GOAL> Look below for the line with "What text is on this page?", and from there restate every line word for word until the entries end.

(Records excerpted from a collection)
══════
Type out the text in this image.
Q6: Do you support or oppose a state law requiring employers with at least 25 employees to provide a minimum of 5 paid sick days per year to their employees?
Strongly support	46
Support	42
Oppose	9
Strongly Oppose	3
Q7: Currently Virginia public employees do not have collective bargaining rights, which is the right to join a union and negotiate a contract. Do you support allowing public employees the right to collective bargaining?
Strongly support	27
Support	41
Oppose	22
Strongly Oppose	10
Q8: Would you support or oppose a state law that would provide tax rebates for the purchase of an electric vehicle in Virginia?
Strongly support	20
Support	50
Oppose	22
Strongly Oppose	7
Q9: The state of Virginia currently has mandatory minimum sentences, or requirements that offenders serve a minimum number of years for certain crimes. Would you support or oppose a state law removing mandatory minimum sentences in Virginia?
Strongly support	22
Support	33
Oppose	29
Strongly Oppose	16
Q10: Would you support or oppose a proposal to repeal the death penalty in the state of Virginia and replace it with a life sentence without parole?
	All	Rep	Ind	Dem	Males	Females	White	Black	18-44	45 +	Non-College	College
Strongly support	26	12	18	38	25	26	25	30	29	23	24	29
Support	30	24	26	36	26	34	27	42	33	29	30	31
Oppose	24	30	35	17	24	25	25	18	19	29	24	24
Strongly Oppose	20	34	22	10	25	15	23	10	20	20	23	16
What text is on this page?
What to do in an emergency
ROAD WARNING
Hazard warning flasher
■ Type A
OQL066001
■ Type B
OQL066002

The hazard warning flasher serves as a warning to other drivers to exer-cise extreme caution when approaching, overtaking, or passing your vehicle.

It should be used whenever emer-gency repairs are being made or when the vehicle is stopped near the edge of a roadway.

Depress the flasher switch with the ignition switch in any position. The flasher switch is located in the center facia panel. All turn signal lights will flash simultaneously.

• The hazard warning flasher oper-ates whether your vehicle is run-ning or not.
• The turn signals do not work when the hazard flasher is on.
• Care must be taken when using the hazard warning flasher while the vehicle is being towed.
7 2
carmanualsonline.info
══════
IN RESPONSE>
What text is on this page?
What to do in an emergency
ROAD WARNING
Hazard warning flasher
■ Type A
OQL066001
■ Type B
OQL066002

The hazard warning flasher serves as a warning to other drivers to exer-cise extreme caution when approaching, overtaking, or passing your vehicle.

It should be used whenever emer-gency repairs are being made or when the vehicle is stopped near the edge of a roadway.

Depress the flasher switch with the ignition switch in any position. The flasher switch is located in the center facia panel. All turn signal lights will flash simultaneously.

• The hazard warning flasher oper-ates whether your vehicle is run-ning or not.
• The turn signals do not work when the hazard flasher is on.
• Care must be taken when using the hazard warning flasher while the vehicle is being towed.
7 2
carmanualsonline.info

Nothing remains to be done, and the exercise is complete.